[Source data]
________________________

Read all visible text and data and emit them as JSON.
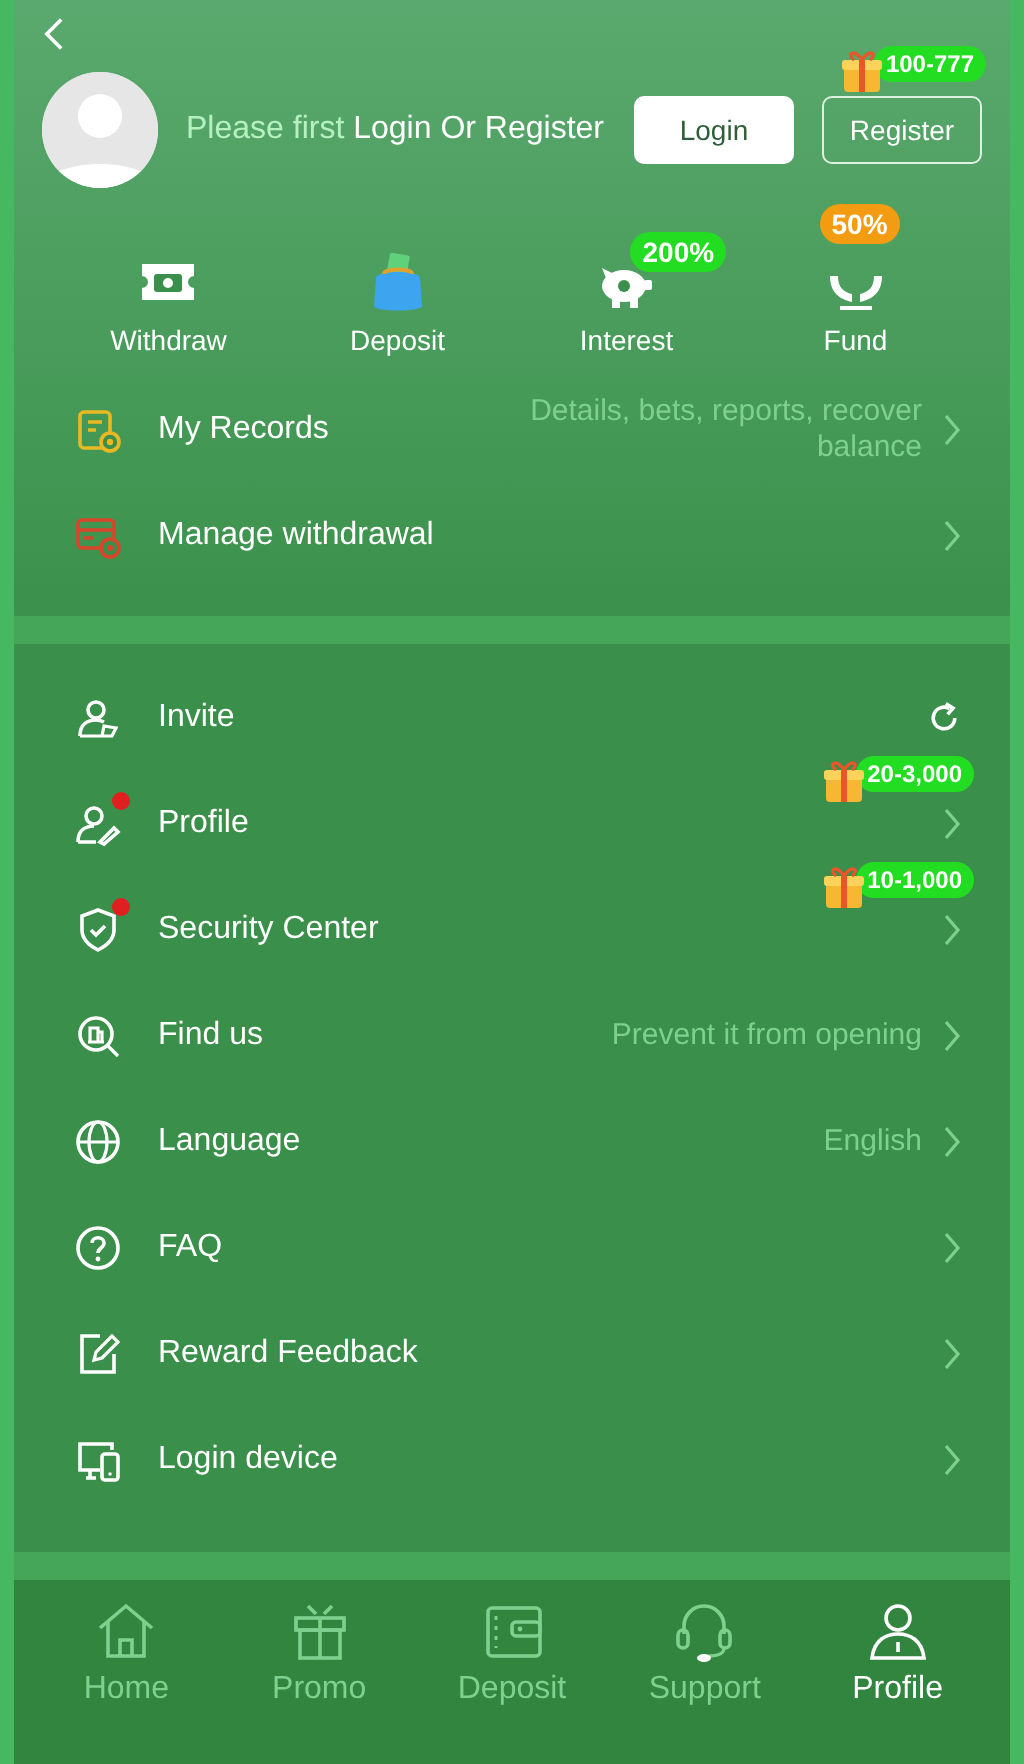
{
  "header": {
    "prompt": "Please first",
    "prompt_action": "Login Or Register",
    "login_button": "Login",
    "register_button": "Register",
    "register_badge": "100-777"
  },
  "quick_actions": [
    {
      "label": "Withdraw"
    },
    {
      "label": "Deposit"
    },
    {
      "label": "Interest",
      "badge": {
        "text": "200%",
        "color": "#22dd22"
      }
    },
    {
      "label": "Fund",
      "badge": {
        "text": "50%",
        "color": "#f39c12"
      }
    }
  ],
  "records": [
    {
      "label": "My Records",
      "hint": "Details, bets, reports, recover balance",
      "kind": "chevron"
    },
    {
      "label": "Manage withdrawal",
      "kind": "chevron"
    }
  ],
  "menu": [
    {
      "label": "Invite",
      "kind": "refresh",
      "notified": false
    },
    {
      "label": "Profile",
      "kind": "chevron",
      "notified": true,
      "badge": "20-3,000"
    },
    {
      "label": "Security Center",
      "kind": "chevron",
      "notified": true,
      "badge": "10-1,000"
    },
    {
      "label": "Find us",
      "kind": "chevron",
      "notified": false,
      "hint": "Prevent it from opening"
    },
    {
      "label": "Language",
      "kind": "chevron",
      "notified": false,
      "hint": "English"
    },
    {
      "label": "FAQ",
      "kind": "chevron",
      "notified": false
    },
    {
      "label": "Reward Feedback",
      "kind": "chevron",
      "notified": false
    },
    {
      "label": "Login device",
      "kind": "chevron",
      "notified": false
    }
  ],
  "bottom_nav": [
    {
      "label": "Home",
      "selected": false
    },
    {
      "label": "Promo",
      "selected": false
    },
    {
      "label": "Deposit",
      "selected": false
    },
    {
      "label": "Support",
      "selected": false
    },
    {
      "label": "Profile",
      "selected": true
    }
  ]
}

________________________

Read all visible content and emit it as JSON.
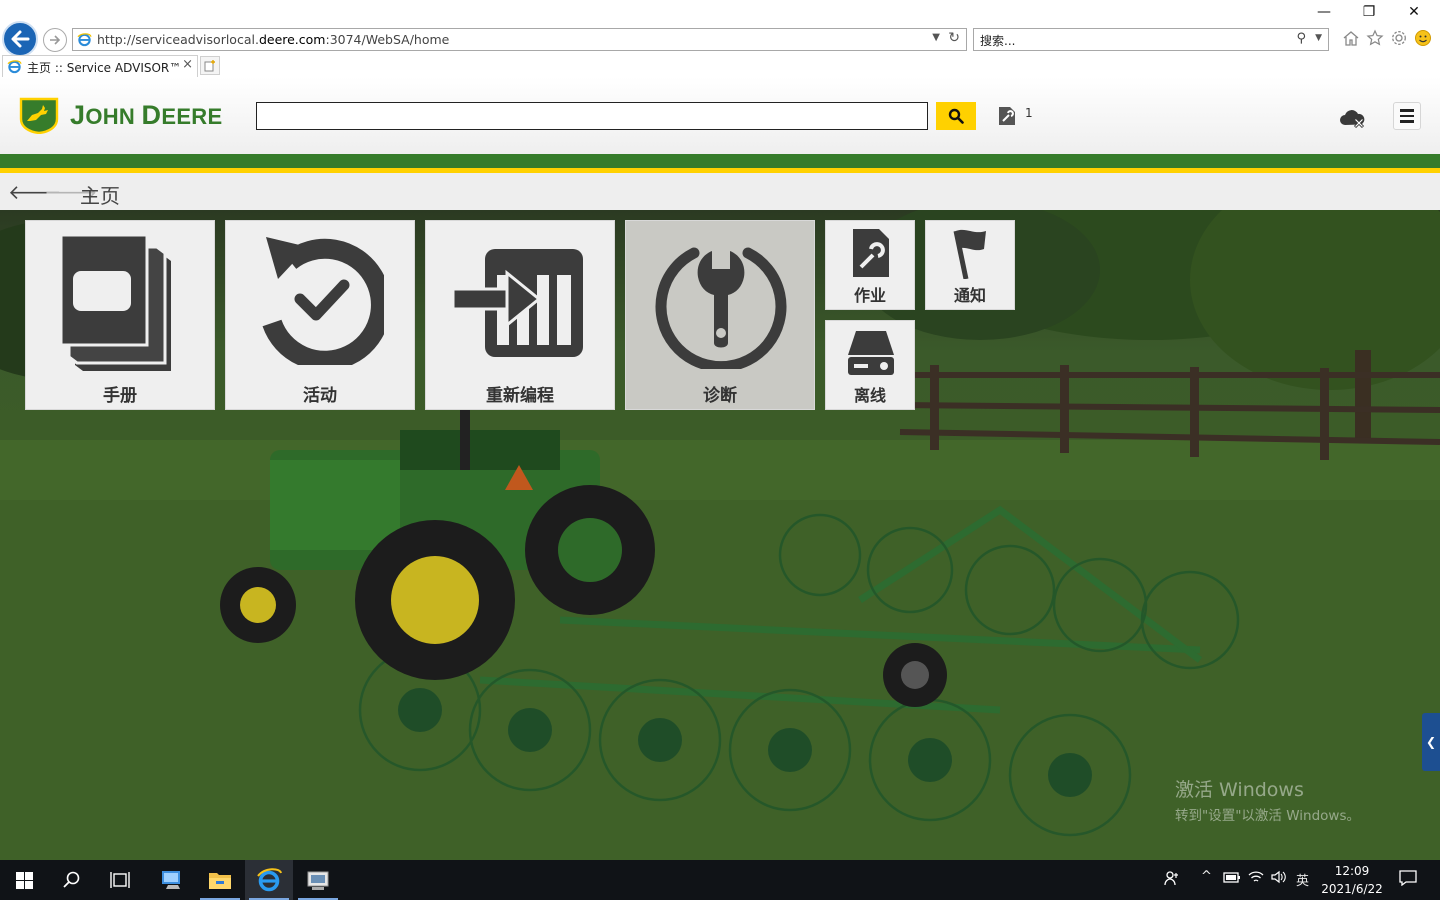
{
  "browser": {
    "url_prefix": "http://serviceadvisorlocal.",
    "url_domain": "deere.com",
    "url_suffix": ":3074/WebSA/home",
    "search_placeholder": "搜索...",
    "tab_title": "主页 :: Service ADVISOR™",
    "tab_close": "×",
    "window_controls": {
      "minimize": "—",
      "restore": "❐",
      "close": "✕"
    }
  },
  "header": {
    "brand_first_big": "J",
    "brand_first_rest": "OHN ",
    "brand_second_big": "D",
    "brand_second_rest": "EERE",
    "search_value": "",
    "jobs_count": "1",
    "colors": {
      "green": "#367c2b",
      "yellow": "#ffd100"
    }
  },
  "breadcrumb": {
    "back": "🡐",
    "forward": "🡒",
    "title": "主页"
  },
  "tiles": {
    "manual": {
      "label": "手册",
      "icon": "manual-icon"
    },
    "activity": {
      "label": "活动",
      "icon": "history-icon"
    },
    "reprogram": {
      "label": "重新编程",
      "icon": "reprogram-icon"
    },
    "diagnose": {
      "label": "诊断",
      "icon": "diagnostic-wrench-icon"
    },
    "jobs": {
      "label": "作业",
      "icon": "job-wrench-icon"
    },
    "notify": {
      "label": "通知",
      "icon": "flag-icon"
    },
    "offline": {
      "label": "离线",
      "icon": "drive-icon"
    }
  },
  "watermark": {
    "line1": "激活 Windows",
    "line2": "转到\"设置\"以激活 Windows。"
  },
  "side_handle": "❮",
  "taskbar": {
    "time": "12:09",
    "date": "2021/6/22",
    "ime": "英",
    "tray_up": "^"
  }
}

________________________

» THE REQUEST
Locate and copy each line in the data above that includes the word "Login".

» TASK RESPONSE
    "prompt_action": "Login Or Register",
    "login_button": "Login",
      "label": "Login device",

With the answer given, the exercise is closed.